■ Short exercise: Find the string "单行著作" in the listing and report every line that has it.

■ Data to use:
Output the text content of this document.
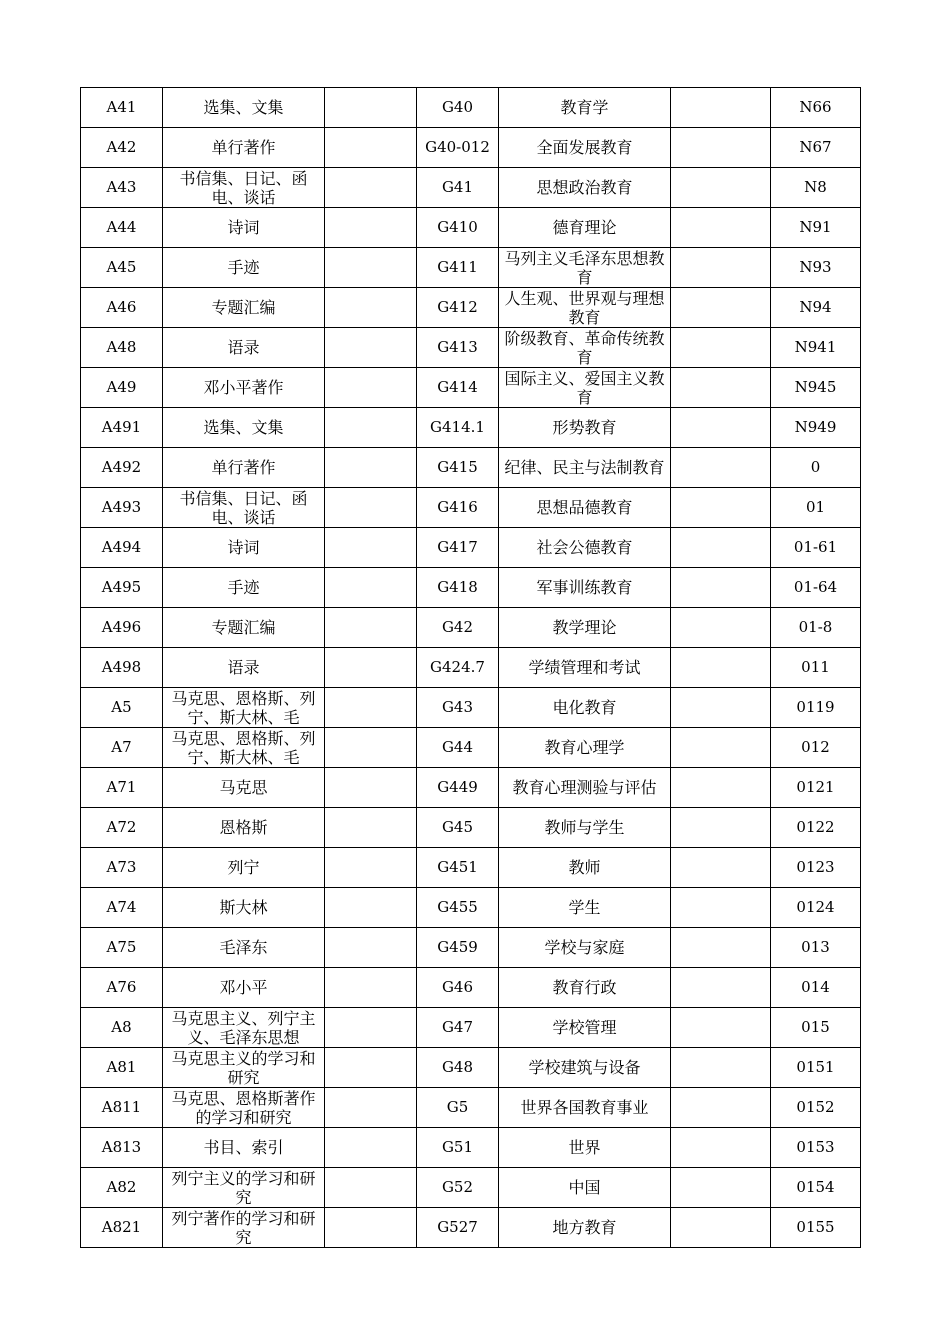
A41	选集、文集		G40	教育学		N66
A42	单行著作		G40-012	全面发展教育		N67
A43	书信集、日记、函电、谈话		G41	思想政治教育		N8
A44	诗词		G410	德育理论		N91
A45	手迹		G411	马列主义毛泽东思想教育		N93
A46	专题汇编		G412	人生观、世界观与理想教育		N94
A48	语录		G413	阶级教育、革命传统教育		N941
A49	邓小平著作		G414	国际主义、爱国主义教育		N945
A491	选集、文集		G414.1	形势教育		N949
A492	单行著作		G415	纪律、民主与法制教育		0
A493	书信集、日记、函电、谈话		G416	思想品德教育		01
A494	诗词		G417	社会公德教育		01-61
A495	手迹		G418	军事训练教育		01-64
A496	专题汇编		G42	教学理论		01-8
A498	语录		G424.7	学绩管理和考试		011
A5	马克思、恩格斯、列宁、斯大林、毛		G43	电化教育		0119
A7	马克思、恩格斯、列宁、斯大林、毛		G44	教育心理学		012
A71	马克思		G449	教育心理测验与评估		0121
A72	恩格斯		G45	教师与学生		0122
A73	列宁		G451	教师		0123
A74	斯大林		G455	学生		0124
A75	毛泽东		G459	学校与家庭		013
A76	邓小平		G46	教育行政		014
A8	马克思主义、列宁主义、毛泽东思想		G47	学校管理		015
A81	马克思主义的学习和研究		G48	学校建筑与设备		0151
A811	马克思、恩格斯著作的学习和研究		G5	世界各国教育事业		0152
A813	书目、索引		G51	世界		0153
A82	列宁主义的学习和研究		G52	中国		0154
A821	列宁著作的学习和研究		G527	地方教育		0155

■ Right answer:
A42	单行著作		G40-012	全面发展教育		N67
A492	单行著作		G415	纪律、民主与法制教育		0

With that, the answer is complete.